* Start *
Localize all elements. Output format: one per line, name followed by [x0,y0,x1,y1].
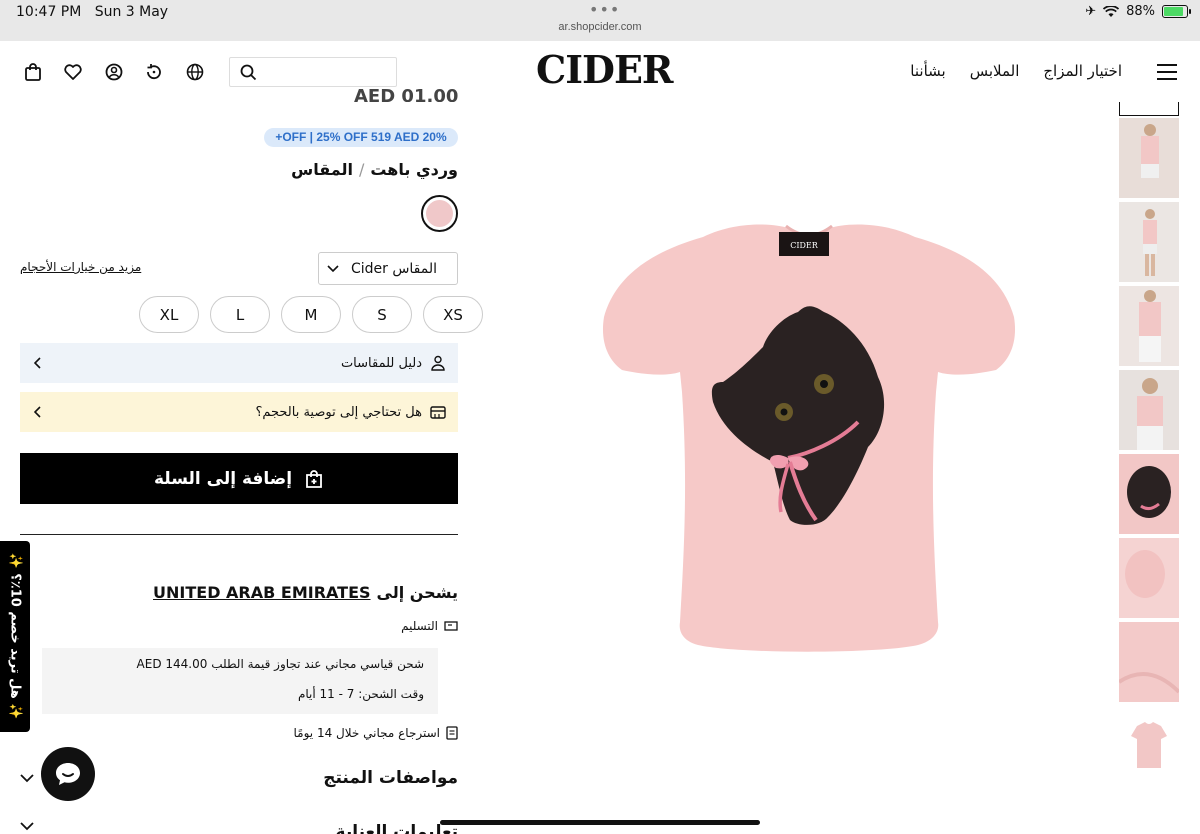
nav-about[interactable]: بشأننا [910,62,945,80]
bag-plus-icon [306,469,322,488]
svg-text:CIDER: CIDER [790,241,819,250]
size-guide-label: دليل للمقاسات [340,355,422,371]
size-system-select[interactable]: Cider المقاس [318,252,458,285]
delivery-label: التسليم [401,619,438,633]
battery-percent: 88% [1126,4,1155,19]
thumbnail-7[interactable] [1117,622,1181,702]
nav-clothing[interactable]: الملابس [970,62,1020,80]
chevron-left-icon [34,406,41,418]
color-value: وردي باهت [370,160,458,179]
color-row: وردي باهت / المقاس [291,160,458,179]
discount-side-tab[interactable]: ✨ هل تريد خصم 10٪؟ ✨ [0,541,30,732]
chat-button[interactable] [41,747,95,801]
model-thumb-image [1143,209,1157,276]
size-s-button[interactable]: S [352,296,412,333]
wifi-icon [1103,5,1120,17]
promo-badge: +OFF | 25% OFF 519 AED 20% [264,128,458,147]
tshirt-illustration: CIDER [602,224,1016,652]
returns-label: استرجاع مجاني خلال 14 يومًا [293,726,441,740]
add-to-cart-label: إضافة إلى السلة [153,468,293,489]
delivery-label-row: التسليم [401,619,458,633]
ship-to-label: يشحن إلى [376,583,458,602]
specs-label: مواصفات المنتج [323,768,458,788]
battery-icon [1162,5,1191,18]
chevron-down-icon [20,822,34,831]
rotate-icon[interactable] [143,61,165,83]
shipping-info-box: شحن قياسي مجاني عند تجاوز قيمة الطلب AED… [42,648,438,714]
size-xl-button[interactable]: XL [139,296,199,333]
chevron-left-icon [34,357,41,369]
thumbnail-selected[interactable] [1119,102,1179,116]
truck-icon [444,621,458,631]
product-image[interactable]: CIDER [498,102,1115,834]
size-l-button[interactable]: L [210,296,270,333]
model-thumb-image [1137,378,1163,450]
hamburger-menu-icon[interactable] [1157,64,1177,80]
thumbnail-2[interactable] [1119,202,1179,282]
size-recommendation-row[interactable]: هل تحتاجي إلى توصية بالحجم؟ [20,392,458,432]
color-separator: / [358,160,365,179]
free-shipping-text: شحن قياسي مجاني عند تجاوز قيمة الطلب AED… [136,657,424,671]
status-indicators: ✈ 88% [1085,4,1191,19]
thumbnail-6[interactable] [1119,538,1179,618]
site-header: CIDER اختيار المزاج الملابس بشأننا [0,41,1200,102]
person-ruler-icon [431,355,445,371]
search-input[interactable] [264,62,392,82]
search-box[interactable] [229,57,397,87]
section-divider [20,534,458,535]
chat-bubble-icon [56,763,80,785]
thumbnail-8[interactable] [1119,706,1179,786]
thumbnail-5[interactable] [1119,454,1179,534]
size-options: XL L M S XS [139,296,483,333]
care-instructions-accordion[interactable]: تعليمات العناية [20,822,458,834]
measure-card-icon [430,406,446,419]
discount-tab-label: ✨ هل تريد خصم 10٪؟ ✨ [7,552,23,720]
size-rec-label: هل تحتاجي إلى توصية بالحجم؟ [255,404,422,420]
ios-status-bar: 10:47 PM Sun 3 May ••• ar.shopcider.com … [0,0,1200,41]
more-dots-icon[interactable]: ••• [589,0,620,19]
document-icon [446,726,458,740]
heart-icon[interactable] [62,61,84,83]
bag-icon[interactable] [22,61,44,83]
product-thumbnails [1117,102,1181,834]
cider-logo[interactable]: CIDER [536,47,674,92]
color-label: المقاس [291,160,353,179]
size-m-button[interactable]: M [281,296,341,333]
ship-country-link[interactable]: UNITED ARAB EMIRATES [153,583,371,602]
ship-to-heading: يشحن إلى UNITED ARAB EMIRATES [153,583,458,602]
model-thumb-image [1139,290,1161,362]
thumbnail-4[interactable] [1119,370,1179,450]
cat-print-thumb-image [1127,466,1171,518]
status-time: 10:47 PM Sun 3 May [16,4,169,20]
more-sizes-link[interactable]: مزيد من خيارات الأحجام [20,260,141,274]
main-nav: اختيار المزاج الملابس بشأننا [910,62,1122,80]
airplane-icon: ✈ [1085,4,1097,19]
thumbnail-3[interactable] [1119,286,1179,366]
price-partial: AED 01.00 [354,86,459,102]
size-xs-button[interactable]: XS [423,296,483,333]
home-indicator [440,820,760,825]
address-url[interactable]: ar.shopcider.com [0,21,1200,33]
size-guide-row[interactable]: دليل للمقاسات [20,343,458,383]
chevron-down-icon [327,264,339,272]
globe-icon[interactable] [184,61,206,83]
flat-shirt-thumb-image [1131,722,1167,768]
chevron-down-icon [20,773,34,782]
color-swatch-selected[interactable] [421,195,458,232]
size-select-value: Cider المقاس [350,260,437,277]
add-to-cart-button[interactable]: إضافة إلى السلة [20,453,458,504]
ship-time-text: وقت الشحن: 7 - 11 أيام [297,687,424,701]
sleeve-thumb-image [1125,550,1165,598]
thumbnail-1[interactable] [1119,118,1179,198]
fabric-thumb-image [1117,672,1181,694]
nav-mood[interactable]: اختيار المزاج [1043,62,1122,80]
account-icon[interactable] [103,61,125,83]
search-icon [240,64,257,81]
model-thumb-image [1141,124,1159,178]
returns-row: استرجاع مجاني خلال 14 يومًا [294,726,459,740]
* End *
## GIVEN PROBLEM
Gather every line in the rows above that contains the string "shipping". Case counts.

## SOLUTION FOR THIS PROBLEM
shipping-info-box: شحن قياسي مجاني عند تجاوز قيمة الطلب AED… [42,648,438,714]
free-shipping-text: شحن قياسي مجاني عند تجاوز قيمة الطلب AED… [136,657,424,671]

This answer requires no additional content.